■ **Data to process**
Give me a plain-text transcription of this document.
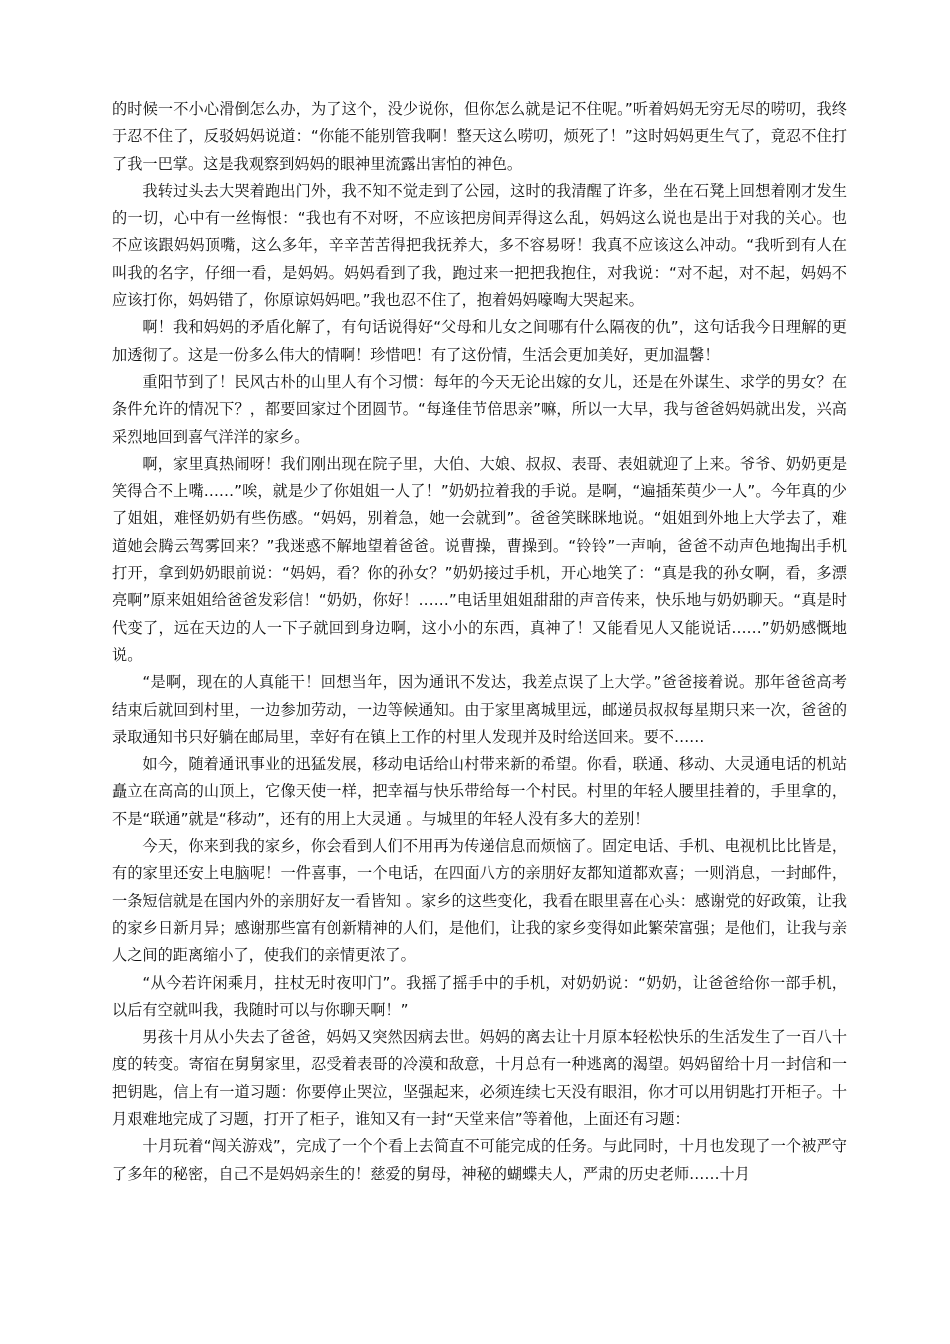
的时候一不小心滑倒怎么办，为了这个，没少说你，但你怎么就是记不住呢。”听着妈妈无穷无尽的唠叨，我终于忍不住了，反驳妈妈说道：“你能不能别管我啊！整天这么唠叨，烦死了！”这时妈妈更生气了，竟忍不住打了我一巴掌。这是我观察到妈妈的眼神里流露出害怕的神色。

我转过头去大哭着跑出门外，我不知不觉走到了公园，这时的我清醒了许多，坐在石凳上回想着刚才发生的一切，心中有一丝悔恨：“我也有不对呀，不应该把房间弄得这么乱，妈妈这么说也是出于对我的关心。也不应该跟妈妈顶嘴，这么多年，辛辛苦苦得把我抚养大，多不容易呀！我真不应该这么冲动。“我听到有人在叫我的名字，仔细一看，是妈妈。妈妈看到了我，跑过来一把把我抱住，对我说：“对不起，对不起，妈妈不应该打你，妈妈错了，你原谅妈妈吧。”我也忍不住了，抱着妈妈嚎啕大哭起来。

啊！我和妈妈的矛盾化解了，有句话说得好“父母和儿女之间哪有什么隔夜的仇”，这句话我今日理解的更加透彻了。这是一份多么伟大的情啊！珍惜吧！有了这份情，生活会更加美好，更加温馨！

重阳节到了！民风古朴的山里人有个习惯：每年的今天无论出嫁的女儿，还是在外谋生、求学的男女？在条件允许的情况下？，都要回家过个团圆节。“每逢佳节倍思亲”嘛，所以一大早，我与爸爸妈妈就出发，兴高采烈地回到喜气洋洋的家乡。

啊，家里真热闹呀！我们刚出现在院子里，大伯、大娘、叔叔、表哥、表姐就迎了上来。爷爷、奶奶更是笑得合不上嘴……”唉，就是少了你姐姐一人了！”奶奶拉着我的手说。是啊，“遍插茱萸少一人”。今年真的少了姐姐，难怪奶奶有些伤感。“妈妈，别着急，她一会就到”。爸爸笑眯眯地说。“姐姐到外地上大学去了，难道她会腾云驾雾回来？”我迷惑不解地望着爸爸。说曹操，曹操到。“铃铃”一声响，爸爸不动声色地掏出手机打开，拿到奶奶眼前说：“妈妈，看？你的孙女？”奶奶接过手机，开心地笑了：“真是我的孙女啊，看，多漂亮啊”原来姐姐给爸爸发彩信！“奶奶，你好！……”电话里姐姐甜甜的声音传来，快乐地与奶奶聊天。“真是时代变了，远在天边的人一下子就回到身边啊，这小小的东西，真神了！又能看见人又能说话……”奶奶感慨地说。

“是啊，现在的人真能干！回想当年，因为通讯不发达，我差点误了上大学。”爸爸接着说。那年爸爸高考结束后就回到村里，一边参加劳动，一边等候通知。由于家里离城里远，邮递员叔叔每星期只来一次，爸爸的录取通知书只好躺在邮局里，幸好有在镇上工作的村里人发现并及时给送回来。要不……

如今，随着通讯事业的迅猛发展，移动电话给山村带来新的希望。你看，联通、移动、大灵通电话的机站矗立在高高的山顶上，它像天使一样，把幸福与快乐带给每一个村民。村里的年轻人腰里挂着的，手里拿的，不是“联通”就是“移动”，还有的用上大灵通 。与城里的年轻人没有多大的差别！

今天，你来到我的家乡，你会看到人们不用再为传递信息而烦恼了。固定电话、手机、电视机比比皆是，有的家里还安上电脑呢！一件喜事，一个电话，在四面八方的亲朋好友都知道都欢喜；一则消息，一封邮件，一条短信就是在国内外的亲朋好友一看皆知 。家乡的这些变化，我看在眼里喜在心头：感谢党的好政策，让我的家乡日新月异；感谢那些富有创新精神的人们，是他们，让我的家乡变得如此繁荣富强；是他们，让我与亲人之间的距离缩小了，使我们的亲情更浓了。

“从今若许闲乘月，拄杖无时夜叩门”。我摇了摇手中的手机，对奶奶说：“奶奶，让爸爸给你一部手机，以后有空就叫我，我随时可以与你聊天啊！”

男孩十月从小失去了爸爸，妈妈又突然因病去世。妈妈的离去让十月原本轻松快乐的生活发生了一百八十度的转变。寄宿在舅舅家里，忍受着表哥的冷漠和敌意，十月总有一种逃离的渴望。妈妈留给十月一封信和一把钥匙，信上有一道习题：你要停止哭泣，坚强起来，必须连续七天没有眼泪，你才可以用钥匙打开柜子。十月艰难地完成了习题，打开了柜子，谁知又有一封“天堂来信”等着他，上面还有习题：

十月玩着“闯关游戏”，完成了一个个看上去简直不可能完成的任务。与此同时，十月也发现了一个被严守了多年的秘密，自己不是妈妈亲生的！慈爱的舅母，神秘的蝴蝶夫人，严肃的历史老师……十月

■ **Problem**
Will you restate every entry word for word and omit the images?

■ **Solution to this exercise**
Give me a plain-text transcription of this document.
的时候一不小心滑倒怎么办，为了这个，没少说你，但你怎么就是记不住呢。”听着妈妈无穷无尽的唠叨，我终于忍不住了，反驳妈妈说道：“你能不能别管我啊！整天这么唠叨，烦死了！”这时妈妈更生气了，竟忍不住打了我一巴掌。这是我观察到妈妈的眼神里流露出害怕的神色。

我转过头去大哭着跑出门外，我不知不觉走到了公园，这时的我清醒了许多，坐在石凳上回想着刚才发生的一切，心中有一丝悔恨：“我也有不对呀，不应该把房间弄得这么乱，妈妈这么说也是出于对我的关心。也不应该跟妈妈顶嘴，这么多年，辛辛苦苦得把我抚养大，多不容易呀！我真不应该这么冲动。“我听到有人在叫我的名字，仔细一看，是妈妈。妈妈看到了我，跑过来一把把我抱住，对我说：“对不起，对不起，妈妈不应该打你，妈妈错了，你原谅妈妈吧。”我也忍不住了，抱着妈妈嚎啕大哭起来。

啊！我和妈妈的矛盾化解了，有句话说得好“父母和儿女之间哪有什么隔夜的仇”，这句话我今日理解的更加透彻了。这是一份多么伟大的情啊！珍惜吧！有了这份情，生活会更加美好，更加温馨！

重阳节到了！民风古朴的山里人有个习惯：每年的今天无论出嫁的女儿，还是在外谋生、求学的男女？在条件允许的情况下？，都要回家过个团圆节。“每逢佳节倍思亲”嘛，所以一大早，我与爸爸妈妈就出发，兴高采烈地回到喜气洋洋的家乡。

啊，家里真热闹呀！我们刚出现在院子里，大伯、大娘、叔叔、表哥、表姐就迎了上来。爷爷、奶奶更是笑得合不上嘴……”唉，就是少了你姐姐一人了！”奶奶拉着我的手说。是啊，“遍插茱萸少一人”。今年真的少了姐姐，难怪奶奶有些伤感。“妈妈，别着急，她一会就到”。爸爸笑眯眯地说。“姐姐到外地上大学去了，难道她会腾云驾雾回来？”我迷惑不解地望着爸爸。说曹操，曹操到。“铃铃”一声响，爸爸不动声色地掏出手机打开，拿到奶奶眼前说：“妈妈，看？你的孙女？”奶奶接过手机，开心地笑了：“真是我的孙女啊，看，多漂亮啊”原来姐姐给爸爸发彩信！“奶奶，你好！……”电话里姐姐甜甜的声音传来，快乐地与奶奶聊天。“真是时代变了，远在天边的人一下子就回到身边啊，这小小的东西，真神了！又能看见人又能说话……”奶奶感慨地说。

“是啊，现在的人真能干！回想当年，因为通讯不发达，我差点误了上大学。”爸爸接着说。那年爸爸高考结束后就回到村里，一边参加劳动，一边等候通知。由于家里离城里远，邮递员叔叔每星期只来一次，爸爸的录取通知书只好躺在邮局里，幸好有在镇上工作的村里人发现并及时给送回来。要不……

如今，随着通讯事业的迅猛发展，移动电话给山村带来新的希望。你看，联通、移动、大灵通电话的机站矗立在高高的山顶上，它像天使一样，把幸福与快乐带给每一个村民。村里的年轻人腰里挂着的，手里拿的，不是“联通”就是“移动”，还有的用上大灵通 。与城里的年轻人没有多大的差别！

今天，你来到我的家乡，你会看到人们不用再为传递信息而烦恼了。固定电话、手机、电视机比比皆是，有的家里还安上电脑呢！一件喜事，一个电话，在四面八方的亲朋好友都知道都欢喜；一则消息，一封邮件，一条短信就是在国内外的亲朋好友一看皆知 。家乡的这些变化，我看在眼里喜在心头：感谢党的好政策，让我的家乡日新月异；感谢那些富有创新精神的人们，是他们，让我的家乡变得如此繁荣富强；是他们，让我与亲人之间的距离缩小了，使我们的亲情更浓了。

“从今若许闲乘月，拄杖无时夜叩门”。我摇了摇手中的手机，对奶奶说：“奶奶，让爸爸给你一部手机，以后有空就叫我，我随时可以与你聊天啊！”

男孩十月从小失去了爸爸，妈妈又突然因病去世。妈妈的离去让十月原本轻松快乐的生活发生了一百八十度的转变。寄宿在舅舅家里，忍受着表哥的冷漠和敌意，十月总有一种逃离的渴望。妈妈留给十月一封信和一把钥匙，信上有一道习题：你要停止哭泣，坚强起来，必须连续七天没有眼泪，你才可以用钥匙打开柜子。十月艰难地完成了习题，打开了柜子，谁知又有一封“天堂来信”等着他，上面还有习题：

十月玩着“闯关游戏”，完成了一个个看上去简直不可能完成的任务。与此同时，十月也发现了一个被严守了多年的秘密，自己不是妈妈亲生的！慈爱的舅母，神秘的蝴蝶夫人，严肃的历史老师……十月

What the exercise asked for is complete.